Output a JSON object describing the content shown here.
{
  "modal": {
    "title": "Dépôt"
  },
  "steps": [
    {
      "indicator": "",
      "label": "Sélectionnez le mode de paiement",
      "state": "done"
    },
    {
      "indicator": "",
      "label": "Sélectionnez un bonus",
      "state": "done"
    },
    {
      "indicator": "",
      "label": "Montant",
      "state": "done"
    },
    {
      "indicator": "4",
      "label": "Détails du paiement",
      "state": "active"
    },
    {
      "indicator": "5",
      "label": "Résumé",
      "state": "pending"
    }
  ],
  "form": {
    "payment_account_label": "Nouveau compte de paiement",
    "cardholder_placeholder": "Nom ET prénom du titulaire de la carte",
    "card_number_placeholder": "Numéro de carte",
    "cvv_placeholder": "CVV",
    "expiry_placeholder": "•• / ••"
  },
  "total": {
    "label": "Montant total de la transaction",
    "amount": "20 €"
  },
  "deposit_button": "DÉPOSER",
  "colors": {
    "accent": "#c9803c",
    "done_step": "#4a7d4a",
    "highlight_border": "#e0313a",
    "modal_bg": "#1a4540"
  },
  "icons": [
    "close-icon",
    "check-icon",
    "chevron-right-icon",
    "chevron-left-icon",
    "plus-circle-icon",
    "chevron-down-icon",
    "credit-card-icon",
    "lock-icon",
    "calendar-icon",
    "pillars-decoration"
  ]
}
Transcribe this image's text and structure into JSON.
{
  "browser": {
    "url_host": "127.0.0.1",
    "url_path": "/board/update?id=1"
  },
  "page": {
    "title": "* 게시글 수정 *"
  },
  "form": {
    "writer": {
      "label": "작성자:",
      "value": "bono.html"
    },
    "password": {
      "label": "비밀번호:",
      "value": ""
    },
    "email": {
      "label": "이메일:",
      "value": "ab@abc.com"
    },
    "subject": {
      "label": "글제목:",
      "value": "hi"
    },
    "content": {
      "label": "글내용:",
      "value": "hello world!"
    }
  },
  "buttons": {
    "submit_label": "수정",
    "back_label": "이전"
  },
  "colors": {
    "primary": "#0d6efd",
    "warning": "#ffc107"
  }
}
====
## [WHAT IS NEEDED]
Repeat exactly the lines above, starting with the line that contains "Transcribe this image's" and ending with the last line, both included, and nothing else.

## [FULL OUTPUT]
Transcribe this image's text and structure into JSON.
{
  "browser": {
    "url_host": "127.0.0.1",
    "url_path": "/board/update?id=1"
  },
  "page": {
    "title": "* 게시글 수정 *"
  },
  "form": {
    "writer": {
      "label": "작성자:",
      "value": "bono.html"
    },
    "password": {
      "label": "비밀번호:",
      "value": ""
    },
    "email": {
      "label": "이메일:",
      "value": "ab@abc.com"
    },
    "subject": {
      "label": "글제목:",
      "value": "hi"
    },
    "content": {
      "label": "글내용:",
      "value": "hello world!"
    }
  },
  "buttons": {
    "submit_label": "수정",
    "back_label": "이전"
  },
  "colors": {
    "primary": "#0d6efd",
    "warning": "#ffc107"
  }
}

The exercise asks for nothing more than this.